WHAT YOU WILL DO | Filter the records for lines holding the string "Drawdown".

----

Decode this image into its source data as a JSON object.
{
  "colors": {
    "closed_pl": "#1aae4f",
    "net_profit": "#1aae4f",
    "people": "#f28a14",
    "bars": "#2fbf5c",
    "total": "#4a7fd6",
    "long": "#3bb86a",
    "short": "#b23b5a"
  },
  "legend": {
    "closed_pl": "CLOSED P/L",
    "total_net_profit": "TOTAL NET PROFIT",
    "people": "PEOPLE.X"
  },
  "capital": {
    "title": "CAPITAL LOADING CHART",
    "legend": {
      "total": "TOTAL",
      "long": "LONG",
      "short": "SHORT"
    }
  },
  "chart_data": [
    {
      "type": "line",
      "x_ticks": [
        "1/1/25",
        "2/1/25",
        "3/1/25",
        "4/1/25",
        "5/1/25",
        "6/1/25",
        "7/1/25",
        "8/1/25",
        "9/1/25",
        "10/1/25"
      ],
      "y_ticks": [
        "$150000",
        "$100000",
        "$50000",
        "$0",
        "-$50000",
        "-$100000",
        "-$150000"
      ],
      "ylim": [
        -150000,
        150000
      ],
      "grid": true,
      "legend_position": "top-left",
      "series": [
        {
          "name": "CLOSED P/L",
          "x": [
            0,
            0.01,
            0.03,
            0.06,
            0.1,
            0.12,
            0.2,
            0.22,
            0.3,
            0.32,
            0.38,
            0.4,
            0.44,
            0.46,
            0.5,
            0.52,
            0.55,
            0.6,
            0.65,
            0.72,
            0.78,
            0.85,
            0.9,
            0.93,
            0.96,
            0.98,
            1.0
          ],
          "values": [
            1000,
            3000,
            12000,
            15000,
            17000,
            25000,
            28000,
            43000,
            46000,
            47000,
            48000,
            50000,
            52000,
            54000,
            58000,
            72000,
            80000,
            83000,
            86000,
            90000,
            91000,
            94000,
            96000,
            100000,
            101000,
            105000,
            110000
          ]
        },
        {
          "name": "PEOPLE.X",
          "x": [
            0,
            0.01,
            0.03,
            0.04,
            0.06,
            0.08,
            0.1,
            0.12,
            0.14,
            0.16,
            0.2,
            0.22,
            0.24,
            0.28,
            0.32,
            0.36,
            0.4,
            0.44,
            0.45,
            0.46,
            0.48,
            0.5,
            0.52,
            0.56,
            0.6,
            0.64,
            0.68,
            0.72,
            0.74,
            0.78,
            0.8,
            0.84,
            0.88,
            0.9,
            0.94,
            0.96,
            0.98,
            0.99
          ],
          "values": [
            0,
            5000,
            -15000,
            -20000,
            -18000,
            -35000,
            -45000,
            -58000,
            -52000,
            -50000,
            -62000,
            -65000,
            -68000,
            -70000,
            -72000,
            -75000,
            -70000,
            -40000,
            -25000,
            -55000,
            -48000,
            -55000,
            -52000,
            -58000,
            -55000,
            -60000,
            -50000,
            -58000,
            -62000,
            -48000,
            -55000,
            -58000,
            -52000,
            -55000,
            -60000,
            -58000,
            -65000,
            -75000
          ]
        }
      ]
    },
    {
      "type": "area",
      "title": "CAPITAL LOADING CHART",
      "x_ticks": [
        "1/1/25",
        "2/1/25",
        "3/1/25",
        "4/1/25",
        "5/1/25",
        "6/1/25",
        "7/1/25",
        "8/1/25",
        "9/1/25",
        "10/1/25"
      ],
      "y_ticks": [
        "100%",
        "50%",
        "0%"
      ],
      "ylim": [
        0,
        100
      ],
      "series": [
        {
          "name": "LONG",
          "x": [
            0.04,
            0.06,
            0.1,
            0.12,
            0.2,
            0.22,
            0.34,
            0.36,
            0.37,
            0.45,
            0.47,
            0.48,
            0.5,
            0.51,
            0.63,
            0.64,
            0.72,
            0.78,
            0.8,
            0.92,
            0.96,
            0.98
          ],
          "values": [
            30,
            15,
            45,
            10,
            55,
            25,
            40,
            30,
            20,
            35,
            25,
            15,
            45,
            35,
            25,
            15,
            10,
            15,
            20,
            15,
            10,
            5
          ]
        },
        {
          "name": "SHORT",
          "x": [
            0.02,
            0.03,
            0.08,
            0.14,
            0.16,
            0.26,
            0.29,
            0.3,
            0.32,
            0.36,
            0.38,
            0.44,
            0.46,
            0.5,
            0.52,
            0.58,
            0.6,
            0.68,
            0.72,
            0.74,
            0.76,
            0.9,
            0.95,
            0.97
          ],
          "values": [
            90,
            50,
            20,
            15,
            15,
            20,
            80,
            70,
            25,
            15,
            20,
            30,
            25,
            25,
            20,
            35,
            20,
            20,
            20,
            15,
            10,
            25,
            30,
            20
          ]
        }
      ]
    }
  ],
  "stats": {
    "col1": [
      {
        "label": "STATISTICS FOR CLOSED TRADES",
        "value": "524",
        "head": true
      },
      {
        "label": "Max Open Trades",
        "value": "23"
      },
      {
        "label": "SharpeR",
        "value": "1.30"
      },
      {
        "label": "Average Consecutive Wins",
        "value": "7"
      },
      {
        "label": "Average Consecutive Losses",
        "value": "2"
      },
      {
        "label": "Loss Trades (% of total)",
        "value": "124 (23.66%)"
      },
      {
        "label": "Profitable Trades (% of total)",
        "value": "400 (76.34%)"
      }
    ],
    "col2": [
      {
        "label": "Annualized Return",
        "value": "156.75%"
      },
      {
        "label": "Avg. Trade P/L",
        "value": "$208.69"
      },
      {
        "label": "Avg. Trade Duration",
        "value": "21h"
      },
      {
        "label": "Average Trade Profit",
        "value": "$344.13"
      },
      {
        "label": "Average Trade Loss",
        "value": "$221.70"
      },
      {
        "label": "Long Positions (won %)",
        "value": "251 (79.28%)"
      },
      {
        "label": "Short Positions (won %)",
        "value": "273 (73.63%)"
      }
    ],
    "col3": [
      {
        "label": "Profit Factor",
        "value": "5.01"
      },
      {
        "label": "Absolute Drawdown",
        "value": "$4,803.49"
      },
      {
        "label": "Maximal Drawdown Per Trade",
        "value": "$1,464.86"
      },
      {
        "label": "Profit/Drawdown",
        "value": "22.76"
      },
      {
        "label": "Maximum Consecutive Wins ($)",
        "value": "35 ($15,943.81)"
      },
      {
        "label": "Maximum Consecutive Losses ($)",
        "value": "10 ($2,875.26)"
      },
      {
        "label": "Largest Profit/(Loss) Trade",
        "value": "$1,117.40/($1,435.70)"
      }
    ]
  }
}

----

ANSWER TO THIS EXERCISE |
        "label": "Absolute Drawdown",
        "label": "Maximal Drawdown Per Trade",
        "label": "Profit/Drawdown",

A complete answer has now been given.